What the task requires. Lift every line from the entries that includes the word "Room".

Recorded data
..............................
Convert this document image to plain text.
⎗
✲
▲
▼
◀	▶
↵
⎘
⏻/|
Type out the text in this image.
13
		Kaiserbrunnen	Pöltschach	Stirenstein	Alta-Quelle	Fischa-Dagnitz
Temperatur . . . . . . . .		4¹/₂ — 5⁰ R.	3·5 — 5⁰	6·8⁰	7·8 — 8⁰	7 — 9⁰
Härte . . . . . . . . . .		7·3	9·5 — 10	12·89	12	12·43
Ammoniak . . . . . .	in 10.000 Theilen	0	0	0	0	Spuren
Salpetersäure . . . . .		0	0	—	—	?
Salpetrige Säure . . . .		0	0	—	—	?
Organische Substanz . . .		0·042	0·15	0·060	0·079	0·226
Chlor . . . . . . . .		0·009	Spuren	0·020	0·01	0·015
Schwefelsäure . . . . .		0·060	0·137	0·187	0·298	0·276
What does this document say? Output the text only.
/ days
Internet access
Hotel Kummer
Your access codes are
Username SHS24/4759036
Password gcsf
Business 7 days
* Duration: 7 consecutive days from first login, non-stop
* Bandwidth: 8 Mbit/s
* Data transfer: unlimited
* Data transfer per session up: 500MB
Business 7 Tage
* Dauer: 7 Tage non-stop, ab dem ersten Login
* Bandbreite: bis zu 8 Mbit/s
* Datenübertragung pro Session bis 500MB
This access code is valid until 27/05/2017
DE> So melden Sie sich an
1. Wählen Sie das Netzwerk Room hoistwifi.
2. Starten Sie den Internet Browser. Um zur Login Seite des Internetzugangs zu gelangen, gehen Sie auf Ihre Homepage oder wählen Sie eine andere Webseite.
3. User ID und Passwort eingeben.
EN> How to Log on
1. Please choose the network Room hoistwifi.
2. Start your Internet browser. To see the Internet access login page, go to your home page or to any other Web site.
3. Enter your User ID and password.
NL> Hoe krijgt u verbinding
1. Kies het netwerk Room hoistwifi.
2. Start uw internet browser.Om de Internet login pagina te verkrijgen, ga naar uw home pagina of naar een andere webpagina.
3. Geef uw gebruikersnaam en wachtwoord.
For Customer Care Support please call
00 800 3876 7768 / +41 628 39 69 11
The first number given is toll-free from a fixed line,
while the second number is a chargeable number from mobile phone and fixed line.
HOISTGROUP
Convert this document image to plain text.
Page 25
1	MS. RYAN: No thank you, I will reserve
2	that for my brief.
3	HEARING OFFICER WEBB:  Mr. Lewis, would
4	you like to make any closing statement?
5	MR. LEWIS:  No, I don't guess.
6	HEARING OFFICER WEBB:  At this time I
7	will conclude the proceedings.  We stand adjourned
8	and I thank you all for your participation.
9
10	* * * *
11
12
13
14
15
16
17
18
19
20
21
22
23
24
..............................
The answer.
1. Wählen Sie das Netzwerk Room hoistwifi.
1. Please choose the network Room hoistwifi.
1. Kies het netwerk Room hoistwifi.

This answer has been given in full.